— start DATASET RECORDS —

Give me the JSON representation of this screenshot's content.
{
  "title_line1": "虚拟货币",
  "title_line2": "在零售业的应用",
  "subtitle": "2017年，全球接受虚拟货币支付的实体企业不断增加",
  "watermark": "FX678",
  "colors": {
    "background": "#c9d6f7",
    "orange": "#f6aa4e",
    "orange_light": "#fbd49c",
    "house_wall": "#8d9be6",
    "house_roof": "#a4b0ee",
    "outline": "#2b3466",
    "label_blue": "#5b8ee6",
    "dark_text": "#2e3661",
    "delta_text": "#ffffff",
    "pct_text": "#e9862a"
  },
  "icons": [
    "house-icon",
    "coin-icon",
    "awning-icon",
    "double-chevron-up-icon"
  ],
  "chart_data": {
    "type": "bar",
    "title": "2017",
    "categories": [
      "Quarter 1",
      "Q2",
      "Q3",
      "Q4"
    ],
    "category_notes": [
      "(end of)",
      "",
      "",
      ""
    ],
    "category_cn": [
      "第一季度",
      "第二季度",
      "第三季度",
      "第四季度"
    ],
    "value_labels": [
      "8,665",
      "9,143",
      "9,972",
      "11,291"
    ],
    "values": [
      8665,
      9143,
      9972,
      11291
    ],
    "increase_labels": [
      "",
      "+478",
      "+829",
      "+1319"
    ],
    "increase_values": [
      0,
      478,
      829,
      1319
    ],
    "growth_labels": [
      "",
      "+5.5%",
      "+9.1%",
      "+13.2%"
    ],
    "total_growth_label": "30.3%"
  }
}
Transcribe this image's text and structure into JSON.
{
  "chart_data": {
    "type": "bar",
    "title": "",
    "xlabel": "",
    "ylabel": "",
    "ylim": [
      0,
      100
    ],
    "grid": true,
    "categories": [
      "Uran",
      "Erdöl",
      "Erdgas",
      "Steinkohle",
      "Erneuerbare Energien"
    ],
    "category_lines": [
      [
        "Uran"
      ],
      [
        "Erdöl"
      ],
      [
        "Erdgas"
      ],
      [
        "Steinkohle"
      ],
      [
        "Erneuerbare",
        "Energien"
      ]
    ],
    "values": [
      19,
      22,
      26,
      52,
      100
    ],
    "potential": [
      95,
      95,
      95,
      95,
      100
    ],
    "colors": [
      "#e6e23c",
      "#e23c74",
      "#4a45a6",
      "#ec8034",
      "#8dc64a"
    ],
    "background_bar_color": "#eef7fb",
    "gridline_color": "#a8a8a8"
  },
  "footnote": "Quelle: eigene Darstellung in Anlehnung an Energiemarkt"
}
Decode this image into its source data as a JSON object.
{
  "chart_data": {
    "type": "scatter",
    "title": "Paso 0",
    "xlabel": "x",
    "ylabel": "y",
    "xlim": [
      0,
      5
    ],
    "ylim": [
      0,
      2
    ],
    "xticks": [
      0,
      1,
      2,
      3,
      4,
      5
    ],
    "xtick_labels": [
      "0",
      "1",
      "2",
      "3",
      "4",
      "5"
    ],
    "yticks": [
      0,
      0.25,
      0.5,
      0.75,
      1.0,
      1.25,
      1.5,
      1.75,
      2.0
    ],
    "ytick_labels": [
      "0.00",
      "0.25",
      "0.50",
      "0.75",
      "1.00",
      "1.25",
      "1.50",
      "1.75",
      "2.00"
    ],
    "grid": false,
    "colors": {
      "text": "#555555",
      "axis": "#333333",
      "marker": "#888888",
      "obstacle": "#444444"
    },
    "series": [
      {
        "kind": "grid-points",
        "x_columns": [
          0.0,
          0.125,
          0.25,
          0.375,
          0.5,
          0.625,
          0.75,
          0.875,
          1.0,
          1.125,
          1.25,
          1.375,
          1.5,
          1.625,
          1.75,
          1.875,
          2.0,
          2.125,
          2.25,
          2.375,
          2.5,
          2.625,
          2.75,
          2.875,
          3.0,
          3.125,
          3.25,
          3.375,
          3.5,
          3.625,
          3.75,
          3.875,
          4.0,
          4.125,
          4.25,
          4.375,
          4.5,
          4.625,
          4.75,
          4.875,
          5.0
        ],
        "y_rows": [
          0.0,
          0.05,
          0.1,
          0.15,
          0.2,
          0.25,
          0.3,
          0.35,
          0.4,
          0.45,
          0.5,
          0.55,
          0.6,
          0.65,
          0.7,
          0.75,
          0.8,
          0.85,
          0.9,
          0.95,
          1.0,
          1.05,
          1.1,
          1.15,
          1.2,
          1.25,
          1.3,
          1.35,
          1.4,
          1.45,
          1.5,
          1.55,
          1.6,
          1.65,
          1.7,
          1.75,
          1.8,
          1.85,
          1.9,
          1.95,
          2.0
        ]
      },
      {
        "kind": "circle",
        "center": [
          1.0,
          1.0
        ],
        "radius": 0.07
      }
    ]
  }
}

— end DATASET RECORDS —

**PROBLEM:**
Retype the entries exactly, including every line.

**ANSWER FOR THE TASK:**
Give me the JSON representation of this screenshot's content.
{
  "title_line1": "虚拟货币",
  "title_line2": "在零售业的应用",
  "subtitle": "2017年，全球接受虚拟货币支付的实体企业不断增加",
  "watermark": "FX678",
  "colors": {
    "background": "#c9d6f7",
    "orange": "#f6aa4e",
    "orange_light": "#fbd49c",
    "house_wall": "#8d9be6",
    "house_roof": "#a4b0ee",
    "outline": "#2b3466",
    "label_blue": "#5b8ee6",
    "dark_text": "#2e3661",
    "delta_text": "#ffffff",
    "pct_text": "#e9862a"
  },
  "icons": [
    "house-icon",
    "coin-icon",
    "awning-icon",
    "double-chevron-up-icon"
  ],
  "chart_data": {
    "type": "bar",
    "title": "2017",
    "categories": [
      "Quarter 1",
      "Q2",
      "Q3",
      "Q4"
    ],
    "category_notes": [
      "(end of)",
      "",
      "",
      ""
    ],
    "category_cn": [
      "第一季度",
      "第二季度",
      "第三季度",
      "第四季度"
    ],
    "value_labels": [
      "8,665",
      "9,143",
      "9,972",
      "11,291"
    ],
    "values": [
      8665,
      9143,
      9972,
      11291
    ],
    "increase_labels": [
      "",
      "+478",
      "+829",
      "+1319"
    ],
    "increase_values": [
      0,
      478,
      829,
      1319
    ],
    "growth_labels": [
      "",
      "+5.5%",
      "+9.1%",
      "+13.2%"
    ],
    "total_growth_label": "30.3%"
  }
}
Transcribe this image's text and structure into JSON.
{
  "chart_data": {
    "type": "bar",
    "title": "",
    "xlabel": "",
    "ylabel": "",
    "ylim": [
      0,
      100
    ],
    "grid": true,
    "categories": [
      "Uran",
      "Erdöl",
      "Erdgas",
      "Steinkohle",
      "Erneuerbare Energien"
    ],
    "category_lines": [
      [
        "Uran"
      ],
      [
        "Erdöl"
      ],
      [
        "Erdgas"
      ],
      [
        "Steinkohle"
      ],
      [
        "Erneuerbare",
        "Energien"
      ]
    ],
    "values": [
      19,
      22,
      26,
      52,
      100
    ],
    "potential": [
      95,
      95,
      95,
      95,
      100
    ],
    "colors": [
      "#e6e23c",
      "#e23c74",
      "#4a45a6",
      "#ec8034",
      "#8dc64a"
    ],
    "background_bar_color": "#eef7fb",
    "gridline_color": "#a8a8a8"
  },
  "footnote": "Quelle: eigene Darstellung in Anlehnung an Energiemarkt"
}
Decode this image into its source data as a JSON object.
{
  "chart_data": {
    "type": "scatter",
    "title": "Paso 0",
    "xlabel": "x",
    "ylabel": "y",
    "xlim": [
      0,
      5
    ],
    "ylim": [
      0,
      2
    ],
    "xticks": [
      0,
      1,
      2,
      3,
      4,
      5
    ],
    "xtick_labels": [
      "0",
      "1",
      "2",
      "3",
      "4",
      "5"
    ],
    "yticks": [
      0,
      0.25,
      0.5,
      0.75,
      1.0,
      1.25,
      1.5,
      1.75,
      2.0
    ],
    "ytick_labels": [
      "0.00",
      "0.25",
      "0.50",
      "0.75",
      "1.00",
      "1.25",
      "1.50",
      "1.75",
      "2.00"
    ],
    "grid": false,
    "colors": {
      "text": "#555555",
      "axis": "#333333",
      "marker": "#888888",
      "obstacle": "#444444"
    },
    "series": [
      {
        "kind": "grid-points",
        "x_columns": [
          0.0,
          0.125,
          0.25,
          0.375,
          0.5,
          0.625,
          0.75,
          0.875,
          1.0,
          1.125,
          1.25,
          1.375,
          1.5,
          1.625,
          1.75,
          1.875,
          2.0,
          2.125,
          2.25,
          2.375,
          2.5,
          2.625,
          2.75,
          2.875,
          3.0,
          3.125,
          3.25,
          3.375,
          3.5,
          3.625,
          3.75,
          3.875,
          4.0,
          4.125,
          4.25,
          4.375,
          4.5,
          4.625,
          4.75,
          4.875,
          5.0
        ],
        "y_rows": [
          0.0,
          0.05,
          0.1,
          0.15,
          0.2,
          0.25,
          0.3,
          0.35,
          0.4,
          0.45,
          0.5,
          0.55,
          0.6,
          0.65,
          0.7,
          0.75,
          0.8,
          0.85,
          0.9,
          0.95,
          1.0,
          1.05,
          1.1,
          1.15,
          1.2,
          1.25,
          1.3,
          1.35,
          1.4,
          1.45,
          1.5,
          1.55,
          1.6,
          1.65,
          1.7,
          1.75,
          1.8,
          1.85,
          1.9,
          1.95,
          2.0
        ]
      },
      {
        "kind": "circle",
        "center": [
          1.0,
          1.0
        ],
        "radius": 0.07
      }
    ]
  }
}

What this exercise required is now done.